• Entries:
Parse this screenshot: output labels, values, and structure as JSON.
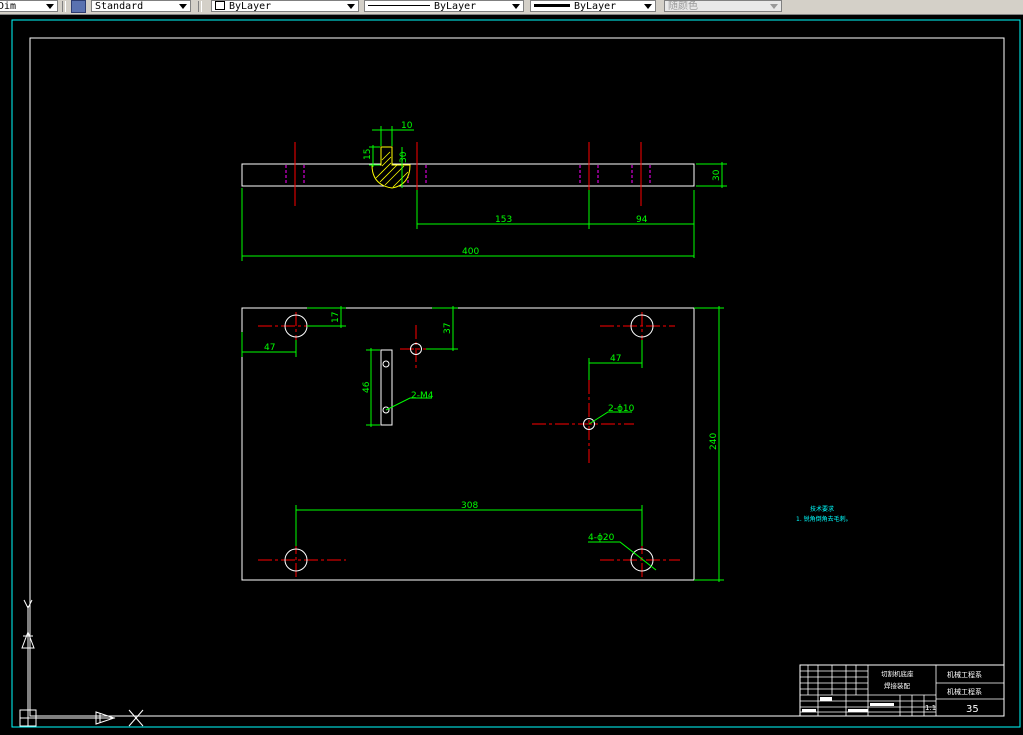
{
  "toolbar": {
    "dim_style": "Dim",
    "text_style": "Standard",
    "layer": "ByLayer",
    "linetype": "ByLayer",
    "lineweight": "ByLayer",
    "plot_style": "随颜色"
  },
  "colors": {
    "dimension": "#00ff00",
    "center": "#ff0000",
    "hidden": "#ff00ff",
    "frame": "#00ffff",
    "object": "#ffffff",
    "background": "#000000"
  },
  "drawing": {
    "top_view": {
      "dim_10": "10",
      "dim_15": "15",
      "dim_30_slot": "30",
      "dim_30_thk": "30",
      "dim_153": "153",
      "dim_94": "94",
      "dim_400": "400"
    },
    "plan_view": {
      "dim_17": "17",
      "dim_47_left": "47",
      "dim_37": "37",
      "dim_46": "46",
      "callout_m4": "2-M4",
      "dim_47_right": "47",
      "callout_phi10": "2-ϕ10",
      "dim_240": "240",
      "dim_308": "308",
      "callout_phi20": "4-ϕ20"
    },
    "notes": {
      "title": "技术要求",
      "line1": "1. 锐角倒角去毛刺。"
    },
    "title_block": {
      "name": "切割机底座",
      "subtitle": "焊接装配",
      "school": "机械工程系",
      "dept": "机械工程系",
      "scale": "1:1",
      "sheet": "35"
    }
  }
}
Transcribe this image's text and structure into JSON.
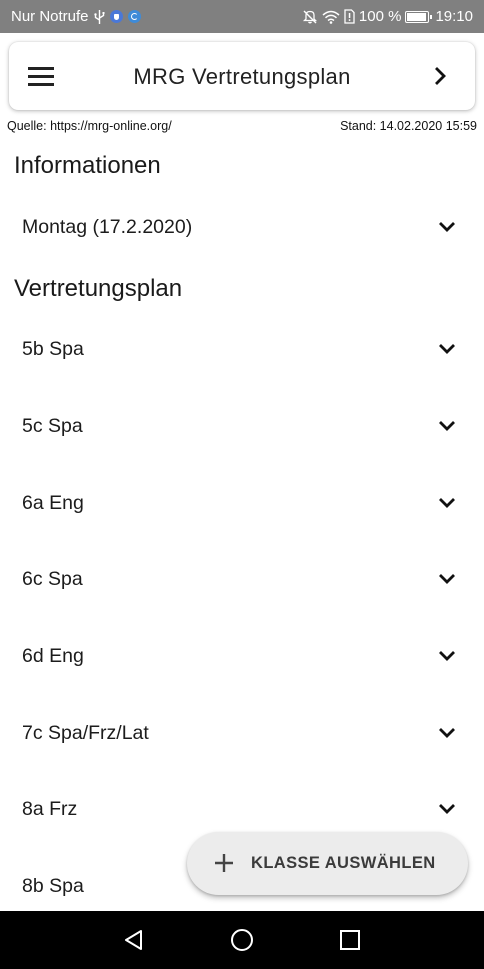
{
  "status_bar": {
    "carrier": "Nur Notrufe",
    "battery": "100 %",
    "time": "19:10"
  },
  "app_bar": {
    "title": "MRG Vertretungsplan"
  },
  "meta": {
    "source": "Quelle: https://mrg-online.org/",
    "updated": "Stand: 14.02.2020 15:59"
  },
  "informationen": {
    "heading": "Informationen",
    "items": [
      {
        "label": "Montag (17.2.2020)"
      }
    ]
  },
  "vertretungsplan": {
    "heading": "Vertretungsplan",
    "items": [
      {
        "label": "5b Spa"
      },
      {
        "label": "5c Spa"
      },
      {
        "label": "6a Eng"
      },
      {
        "label": "6c Spa"
      },
      {
        "label": "6d Eng"
      },
      {
        "label": "7c Spa/Frz/Lat"
      },
      {
        "label": "8a Frz"
      },
      {
        "label": "8b Spa"
      }
    ]
  },
  "fab": {
    "label": "KLASSE AUSWÄHLEN"
  },
  "icons": {
    "menu": "menu-icon",
    "next": "chevron-right-icon",
    "expand": "chevron-down-icon",
    "add": "plus-icon",
    "nav_back": "triangle-back-icon",
    "nav_home": "circle-home-icon",
    "nav_recents": "square-recents-icon"
  },
  "colors": {
    "status_bar": "#808080",
    "nav_bar": "#000000",
    "fab_background": "#ececec"
  }
}
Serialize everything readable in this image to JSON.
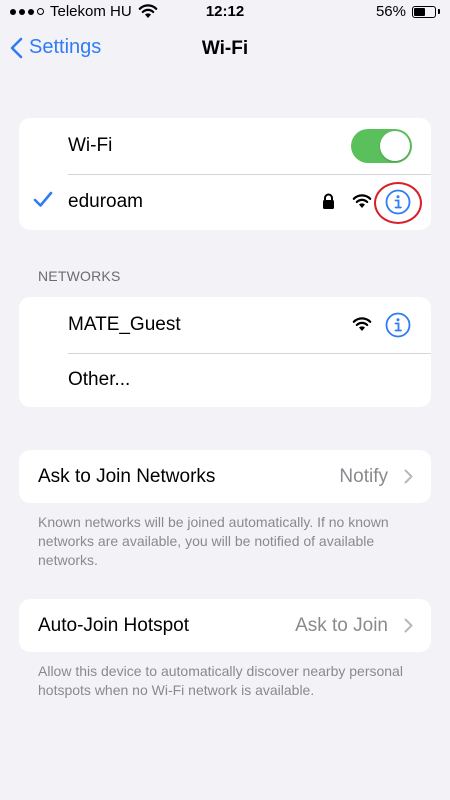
{
  "status_bar": {
    "carrier": "Telekom HU",
    "time": "12:12",
    "battery_percent": "56%",
    "battery_level": 0.56,
    "signal_bars_filled": 3,
    "signal_bars_total": 4
  },
  "nav": {
    "back_label": "Settings",
    "title": "Wi-Fi"
  },
  "wifi_card": {
    "toggle_label": "Wi-Fi",
    "toggle_on": true,
    "connected_network": "eduroam"
  },
  "networks": {
    "header": "NETWORKS",
    "items": [
      {
        "name": "MATE_Guest"
      },
      {
        "name": "Other..."
      }
    ]
  },
  "ask_to_join": {
    "label": "Ask to Join Networks",
    "value": "Notify",
    "footnote": "Known networks will be joined automatically. If no known networks are available, you will be notified of available networks."
  },
  "auto_join": {
    "label": "Auto-Join Hotspot",
    "value": "Ask to Join",
    "footnote": "Allow this device to automatically discover nearby personal hotspots when no Wi-Fi network is available."
  },
  "colors": {
    "accent": "#2f7cf6",
    "toggle_on": "#5ac05b",
    "highlight": "#d9202a",
    "background": "#f2f2f7"
  }
}
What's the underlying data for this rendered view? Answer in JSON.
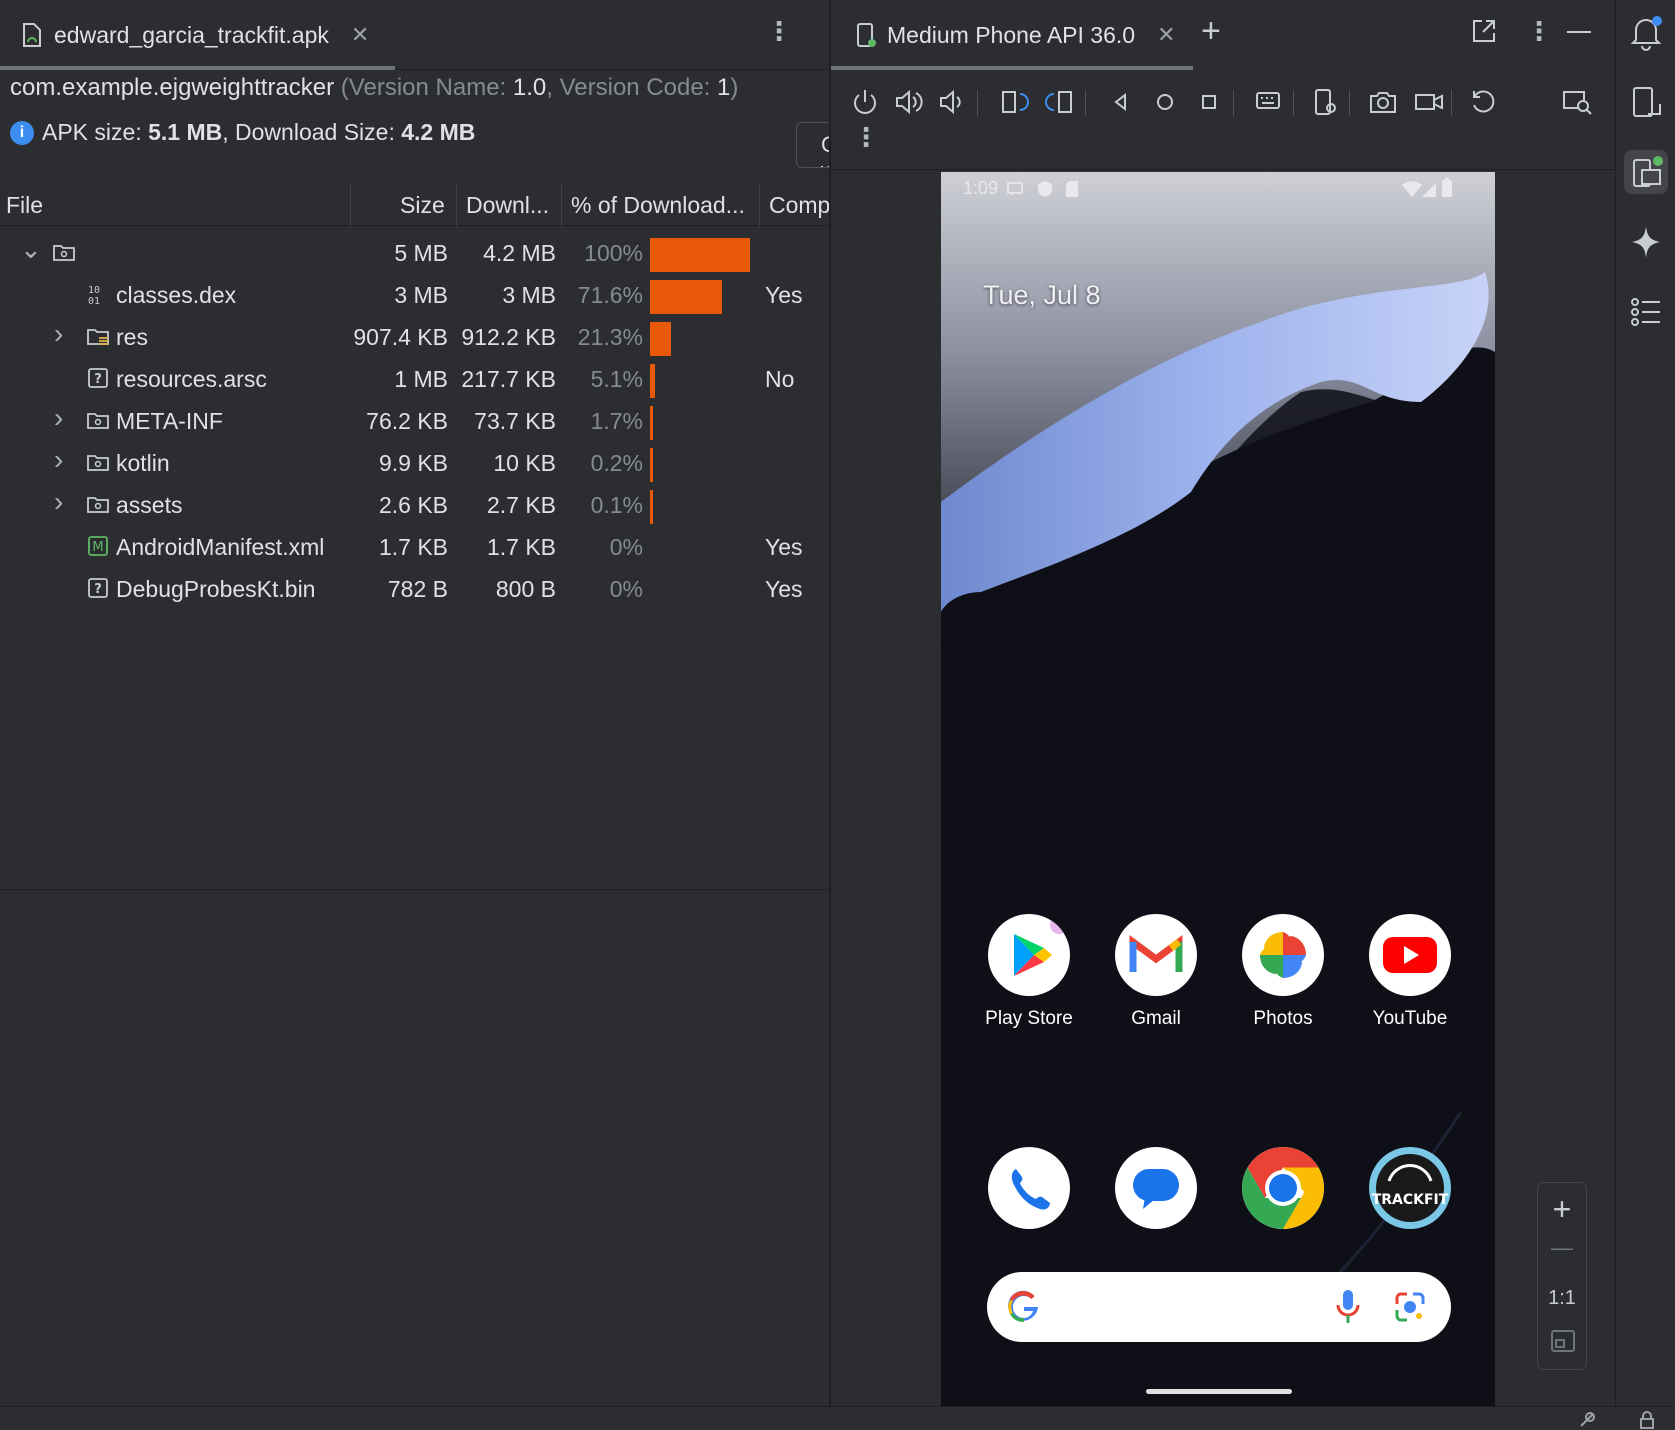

• What the task asks: Count the lines above in which the word "carrier" appears, then state only that count.

• Correct answer: 2